▸ Data entries:
^^^^^^^^
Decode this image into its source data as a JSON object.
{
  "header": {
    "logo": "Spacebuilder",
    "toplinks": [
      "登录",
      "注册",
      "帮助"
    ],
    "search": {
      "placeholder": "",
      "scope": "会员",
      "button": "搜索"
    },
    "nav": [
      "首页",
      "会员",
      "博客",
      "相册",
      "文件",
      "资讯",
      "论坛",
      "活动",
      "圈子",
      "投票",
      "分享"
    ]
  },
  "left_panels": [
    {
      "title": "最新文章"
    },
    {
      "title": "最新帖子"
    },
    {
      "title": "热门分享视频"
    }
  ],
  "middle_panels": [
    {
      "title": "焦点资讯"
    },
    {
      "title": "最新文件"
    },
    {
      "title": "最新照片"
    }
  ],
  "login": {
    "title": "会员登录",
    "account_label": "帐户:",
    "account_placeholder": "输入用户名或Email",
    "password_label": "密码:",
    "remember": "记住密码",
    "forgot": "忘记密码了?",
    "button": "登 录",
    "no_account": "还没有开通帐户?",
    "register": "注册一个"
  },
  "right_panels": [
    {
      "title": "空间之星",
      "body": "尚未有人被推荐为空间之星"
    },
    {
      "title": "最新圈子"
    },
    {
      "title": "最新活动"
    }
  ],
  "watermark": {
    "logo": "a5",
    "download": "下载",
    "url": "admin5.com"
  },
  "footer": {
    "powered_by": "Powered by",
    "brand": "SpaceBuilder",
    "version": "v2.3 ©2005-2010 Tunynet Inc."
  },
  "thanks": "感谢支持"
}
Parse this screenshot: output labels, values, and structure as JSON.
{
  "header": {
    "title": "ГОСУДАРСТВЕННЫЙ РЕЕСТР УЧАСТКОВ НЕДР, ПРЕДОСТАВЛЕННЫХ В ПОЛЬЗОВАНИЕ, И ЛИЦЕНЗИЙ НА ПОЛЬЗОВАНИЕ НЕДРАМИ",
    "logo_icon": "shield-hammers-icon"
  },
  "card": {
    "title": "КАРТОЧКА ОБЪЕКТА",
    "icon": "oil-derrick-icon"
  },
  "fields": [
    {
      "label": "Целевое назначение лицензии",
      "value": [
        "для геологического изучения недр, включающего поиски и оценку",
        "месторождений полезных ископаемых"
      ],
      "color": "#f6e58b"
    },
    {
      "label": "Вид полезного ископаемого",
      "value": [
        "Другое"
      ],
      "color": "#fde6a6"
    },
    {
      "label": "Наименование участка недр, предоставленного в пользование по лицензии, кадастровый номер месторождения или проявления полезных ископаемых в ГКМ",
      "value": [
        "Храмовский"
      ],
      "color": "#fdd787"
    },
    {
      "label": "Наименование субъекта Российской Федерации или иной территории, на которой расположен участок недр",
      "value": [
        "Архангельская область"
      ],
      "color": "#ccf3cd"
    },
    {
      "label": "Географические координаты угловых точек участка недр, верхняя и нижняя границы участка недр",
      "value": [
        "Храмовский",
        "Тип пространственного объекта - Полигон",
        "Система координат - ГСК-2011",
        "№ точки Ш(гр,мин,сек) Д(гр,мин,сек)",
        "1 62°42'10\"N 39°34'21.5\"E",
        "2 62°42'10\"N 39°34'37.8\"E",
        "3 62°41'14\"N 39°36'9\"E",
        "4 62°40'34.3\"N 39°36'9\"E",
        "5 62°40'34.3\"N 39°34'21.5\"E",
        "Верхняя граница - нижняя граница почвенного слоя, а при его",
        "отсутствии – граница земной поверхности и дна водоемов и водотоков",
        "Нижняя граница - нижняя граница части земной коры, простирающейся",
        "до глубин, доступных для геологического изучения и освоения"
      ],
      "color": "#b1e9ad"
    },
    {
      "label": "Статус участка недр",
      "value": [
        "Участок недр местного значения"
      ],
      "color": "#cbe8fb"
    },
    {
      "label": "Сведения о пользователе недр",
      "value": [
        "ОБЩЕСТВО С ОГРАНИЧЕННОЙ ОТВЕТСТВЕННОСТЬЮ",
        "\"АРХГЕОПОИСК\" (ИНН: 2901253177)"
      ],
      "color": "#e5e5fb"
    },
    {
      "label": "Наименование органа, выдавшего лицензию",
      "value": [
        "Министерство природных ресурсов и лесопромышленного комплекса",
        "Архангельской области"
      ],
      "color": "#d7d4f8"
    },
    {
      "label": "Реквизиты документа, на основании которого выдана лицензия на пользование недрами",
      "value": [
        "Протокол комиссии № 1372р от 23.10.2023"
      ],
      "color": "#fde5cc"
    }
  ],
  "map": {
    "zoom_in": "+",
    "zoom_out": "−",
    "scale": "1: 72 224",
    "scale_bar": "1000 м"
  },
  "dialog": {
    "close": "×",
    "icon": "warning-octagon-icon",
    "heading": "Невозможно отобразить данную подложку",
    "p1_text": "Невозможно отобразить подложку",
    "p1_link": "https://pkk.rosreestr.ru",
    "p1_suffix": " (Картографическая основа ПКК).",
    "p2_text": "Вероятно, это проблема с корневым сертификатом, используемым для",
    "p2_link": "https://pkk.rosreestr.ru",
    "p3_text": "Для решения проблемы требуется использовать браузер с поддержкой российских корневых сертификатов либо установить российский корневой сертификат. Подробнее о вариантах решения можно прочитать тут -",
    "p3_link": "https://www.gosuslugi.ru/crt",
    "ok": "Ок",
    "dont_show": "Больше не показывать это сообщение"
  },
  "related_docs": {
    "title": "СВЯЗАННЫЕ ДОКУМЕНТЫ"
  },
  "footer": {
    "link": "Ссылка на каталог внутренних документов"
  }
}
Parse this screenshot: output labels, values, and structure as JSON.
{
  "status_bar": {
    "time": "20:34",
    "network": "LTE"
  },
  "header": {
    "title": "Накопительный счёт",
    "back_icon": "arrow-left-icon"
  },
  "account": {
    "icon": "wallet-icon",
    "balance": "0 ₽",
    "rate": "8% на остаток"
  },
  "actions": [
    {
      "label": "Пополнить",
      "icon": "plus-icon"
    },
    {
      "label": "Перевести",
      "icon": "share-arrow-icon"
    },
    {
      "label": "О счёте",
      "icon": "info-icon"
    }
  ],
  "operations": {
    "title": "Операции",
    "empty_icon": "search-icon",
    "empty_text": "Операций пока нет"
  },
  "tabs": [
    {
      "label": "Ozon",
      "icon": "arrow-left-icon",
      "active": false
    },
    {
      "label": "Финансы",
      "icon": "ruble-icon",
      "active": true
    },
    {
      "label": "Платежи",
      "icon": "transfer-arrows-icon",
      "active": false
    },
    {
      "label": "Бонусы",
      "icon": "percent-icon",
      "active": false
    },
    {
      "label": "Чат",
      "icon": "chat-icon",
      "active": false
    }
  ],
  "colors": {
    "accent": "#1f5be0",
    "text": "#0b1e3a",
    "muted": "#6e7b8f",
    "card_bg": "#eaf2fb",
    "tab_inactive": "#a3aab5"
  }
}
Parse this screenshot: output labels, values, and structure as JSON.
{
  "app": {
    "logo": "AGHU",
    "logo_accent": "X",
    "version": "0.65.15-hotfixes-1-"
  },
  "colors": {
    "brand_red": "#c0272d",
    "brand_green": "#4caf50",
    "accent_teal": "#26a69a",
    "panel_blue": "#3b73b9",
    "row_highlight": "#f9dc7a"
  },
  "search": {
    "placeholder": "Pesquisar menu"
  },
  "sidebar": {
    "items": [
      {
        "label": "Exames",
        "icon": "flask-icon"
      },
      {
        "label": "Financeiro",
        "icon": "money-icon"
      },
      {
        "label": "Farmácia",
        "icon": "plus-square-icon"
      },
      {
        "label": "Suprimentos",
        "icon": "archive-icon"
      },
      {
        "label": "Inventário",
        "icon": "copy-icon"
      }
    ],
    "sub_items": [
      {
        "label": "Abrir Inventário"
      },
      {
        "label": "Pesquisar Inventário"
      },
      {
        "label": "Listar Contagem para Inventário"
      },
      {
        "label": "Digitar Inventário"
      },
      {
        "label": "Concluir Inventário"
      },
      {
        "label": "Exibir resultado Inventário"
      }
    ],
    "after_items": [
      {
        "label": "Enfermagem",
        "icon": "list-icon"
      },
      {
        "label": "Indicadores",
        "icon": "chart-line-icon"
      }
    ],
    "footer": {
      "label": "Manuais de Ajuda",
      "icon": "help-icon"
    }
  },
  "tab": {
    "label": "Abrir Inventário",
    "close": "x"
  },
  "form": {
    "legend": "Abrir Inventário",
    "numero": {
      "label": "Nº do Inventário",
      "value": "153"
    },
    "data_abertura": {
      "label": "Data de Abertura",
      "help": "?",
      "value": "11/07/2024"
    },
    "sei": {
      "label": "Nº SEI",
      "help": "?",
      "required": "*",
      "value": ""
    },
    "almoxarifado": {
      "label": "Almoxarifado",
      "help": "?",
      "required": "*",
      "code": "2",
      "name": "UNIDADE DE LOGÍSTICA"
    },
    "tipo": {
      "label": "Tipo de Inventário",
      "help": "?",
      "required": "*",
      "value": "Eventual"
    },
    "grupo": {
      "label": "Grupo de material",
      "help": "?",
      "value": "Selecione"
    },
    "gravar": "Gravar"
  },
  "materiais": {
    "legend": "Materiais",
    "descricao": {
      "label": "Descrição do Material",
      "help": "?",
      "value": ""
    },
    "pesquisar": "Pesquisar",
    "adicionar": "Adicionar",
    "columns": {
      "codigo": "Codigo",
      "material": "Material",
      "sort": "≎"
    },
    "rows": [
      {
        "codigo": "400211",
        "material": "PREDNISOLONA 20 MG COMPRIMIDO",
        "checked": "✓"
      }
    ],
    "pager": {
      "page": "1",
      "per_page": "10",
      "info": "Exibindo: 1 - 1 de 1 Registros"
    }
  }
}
^^^^^^^^
▸ TASK PROMPT: Only the number is required: the count of lines containing the word "лицензии".

▸ RESPONSE TO THE TASK: 2